>> Start RECORDS TO USE

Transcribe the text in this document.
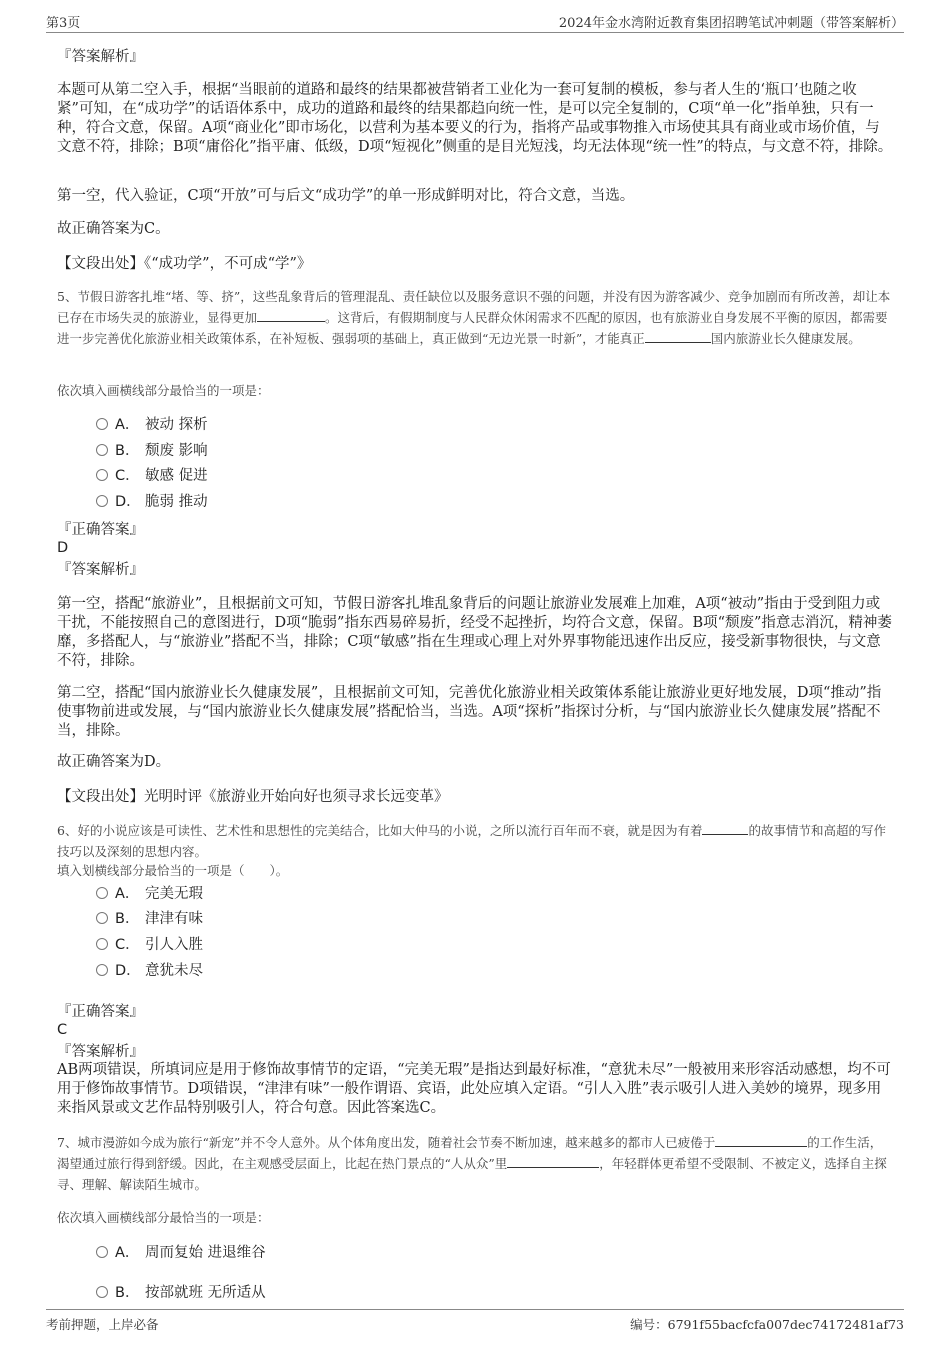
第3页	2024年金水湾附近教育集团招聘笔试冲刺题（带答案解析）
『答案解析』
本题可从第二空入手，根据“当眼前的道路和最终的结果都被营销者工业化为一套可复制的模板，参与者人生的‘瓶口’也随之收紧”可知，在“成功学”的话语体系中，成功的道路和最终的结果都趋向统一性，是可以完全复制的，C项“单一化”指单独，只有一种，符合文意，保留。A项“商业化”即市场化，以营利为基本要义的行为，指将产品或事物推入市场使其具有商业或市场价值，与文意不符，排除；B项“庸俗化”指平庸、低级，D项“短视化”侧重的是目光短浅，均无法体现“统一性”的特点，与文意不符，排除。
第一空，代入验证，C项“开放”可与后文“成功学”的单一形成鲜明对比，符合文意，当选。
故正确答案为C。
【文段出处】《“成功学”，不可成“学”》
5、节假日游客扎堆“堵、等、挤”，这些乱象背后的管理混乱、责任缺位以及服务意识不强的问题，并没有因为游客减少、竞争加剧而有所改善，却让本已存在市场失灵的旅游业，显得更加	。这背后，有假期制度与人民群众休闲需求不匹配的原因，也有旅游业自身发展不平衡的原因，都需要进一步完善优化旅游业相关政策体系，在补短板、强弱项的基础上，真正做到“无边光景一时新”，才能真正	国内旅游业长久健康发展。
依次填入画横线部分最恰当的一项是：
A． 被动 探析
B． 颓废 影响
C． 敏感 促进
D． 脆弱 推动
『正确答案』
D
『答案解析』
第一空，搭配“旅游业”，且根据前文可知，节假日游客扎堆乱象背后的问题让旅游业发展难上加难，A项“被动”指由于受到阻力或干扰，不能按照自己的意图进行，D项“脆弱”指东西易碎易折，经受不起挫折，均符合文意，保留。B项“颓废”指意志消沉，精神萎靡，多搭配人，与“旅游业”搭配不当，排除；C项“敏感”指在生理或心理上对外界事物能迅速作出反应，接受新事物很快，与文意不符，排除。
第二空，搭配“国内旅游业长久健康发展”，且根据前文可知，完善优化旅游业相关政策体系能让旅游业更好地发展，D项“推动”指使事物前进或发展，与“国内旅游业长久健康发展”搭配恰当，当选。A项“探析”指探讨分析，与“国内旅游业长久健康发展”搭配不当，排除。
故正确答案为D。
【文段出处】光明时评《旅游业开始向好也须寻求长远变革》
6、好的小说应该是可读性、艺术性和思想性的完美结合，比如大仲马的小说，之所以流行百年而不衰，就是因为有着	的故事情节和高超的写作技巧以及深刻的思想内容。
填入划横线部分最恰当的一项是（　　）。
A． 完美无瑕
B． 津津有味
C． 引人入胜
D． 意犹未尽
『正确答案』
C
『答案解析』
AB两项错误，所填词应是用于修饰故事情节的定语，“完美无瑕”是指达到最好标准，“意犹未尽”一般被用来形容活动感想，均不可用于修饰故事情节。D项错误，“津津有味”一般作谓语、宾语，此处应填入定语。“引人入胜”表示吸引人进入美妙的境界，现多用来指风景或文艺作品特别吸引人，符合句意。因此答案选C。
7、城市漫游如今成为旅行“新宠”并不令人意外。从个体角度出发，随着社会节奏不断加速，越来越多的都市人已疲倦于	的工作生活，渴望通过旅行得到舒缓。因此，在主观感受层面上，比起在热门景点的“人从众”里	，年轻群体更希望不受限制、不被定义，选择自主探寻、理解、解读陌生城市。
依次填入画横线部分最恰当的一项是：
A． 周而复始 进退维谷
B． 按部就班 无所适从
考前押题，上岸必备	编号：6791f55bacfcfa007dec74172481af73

>> End RECORDS TO USE

INSTRUCTIONS FOR THE TASK: Transcribe the full listing above exactly, with the images removed.

ANSWER TO THIS TASK:
Transcribe the text in this document.
第3页	2024年金水湾附近教育集团招聘笔试冲刺题（带答案解析）
『答案解析』
本题可从第二空入手，根据“当眼前的道路和最终的结果都被营销者工业化为一套可复制的模板，参与者人生的‘瓶口’也随之收紧”可知，在“成功学”的话语体系中，成功的道路和最终的结果都趋向统一性，是可以完全复制的，C项“单一化”指单独，只有一种，符合文意，保留。A项“商业化”即市场化，以营利为基本要义的行为，指将产品或事物推入市场使其具有商业或市场价值，与文意不符，排除；B项“庸俗化”指平庸、低级，D项“短视化”侧重的是目光短浅，均无法体现“统一性”的特点，与文意不符，排除。
第一空，代入验证，C项“开放”可与后文“成功学”的单一形成鲜明对比，符合文意，当选。
故正确答案为C。
【文段出处】《“成功学”，不可成“学”》
5、节假日游客扎堆“堵、等、挤”，这些乱象背后的管理混乱、责任缺位以及服务意识不强的问题，并没有因为游客减少、竞争加剧而有所改善，却让本已存在市场失灵的旅游业，显得更加	。这背后，有假期制度与人民群众休闲需求不匹配的原因，也有旅游业自身发展不平衡的原因，都需要进一步完善优化旅游业相关政策体系，在补短板、强弱项的基础上，真正做到“无边光景一时新”，才能真正	国内旅游业长久健康发展。
依次填入画横线部分最恰当的一项是：
A． 被动 探析
B． 颓废 影响
C． 敏感 促进
D． 脆弱 推动
『正确答案』
D
『答案解析』
第一空，搭配“旅游业”，且根据前文可知，节假日游客扎堆乱象背后的问题让旅游业发展难上加难，A项“被动”指由于受到阻力或干扰，不能按照自己的意图进行，D项“脆弱”指东西易碎易折，经受不起挫折，均符合文意，保留。B项“颓废”指意志消沉，精神萎靡，多搭配人，与“旅游业”搭配不当，排除；C项“敏感”指在生理或心理上对外界事物能迅速作出反应，接受新事物很快，与文意不符，排除。
第二空，搭配“国内旅游业长久健康发展”，且根据前文可知，完善优化旅游业相关政策体系能让旅游业更好地发展，D项“推动”指使事物前进或发展，与“国内旅游业长久健康发展”搭配恰当，当选。A项“探析”指探讨分析，与“国内旅游业长久健康发展”搭配不当，排除。
故正确答案为D。
【文段出处】光明时评《旅游业开始向好也须寻求长远变革》
6、好的小说应该是可读性、艺术性和思想性的完美结合，比如大仲马的小说，之所以流行百年而不衰，就是因为有着	的故事情节和高超的写作技巧以及深刻的思想内容。
填入划横线部分最恰当的一项是（　　）。
A． 完美无瑕
B． 津津有味
C． 引人入胜
D． 意犹未尽
『正确答案』
C
『答案解析』
AB两项错误，所填词应是用于修饰故事情节的定语，“完美无瑕”是指达到最好标准，“意犹未尽”一般被用来形容活动感想，均不可用于修饰故事情节。D项错误，“津津有味”一般作谓语、宾语，此处应填入定语。“引人入胜”表示吸引人进入美妙的境界，现多用来指风景或文艺作品特别吸引人，符合句意。因此答案选C。
7、城市漫游如今成为旅行“新宠”并不令人意外。从个体角度出发，随着社会节奏不断加速，越来越多的都市人已疲倦于	的工作生活，渴望通过旅行得到舒缓。因此，在主观感受层面上，比起在热门景点的“人从众”里	，年轻群体更希望不受限制、不被定义，选择自主探寻、理解、解读陌生城市。
依次填入画横线部分最恰当的一项是：
A． 周而复始 进退维谷
B． 按部就班 无所适从
考前押题，上岸必备	编号：6791f55bacfcfa007dec74172481af73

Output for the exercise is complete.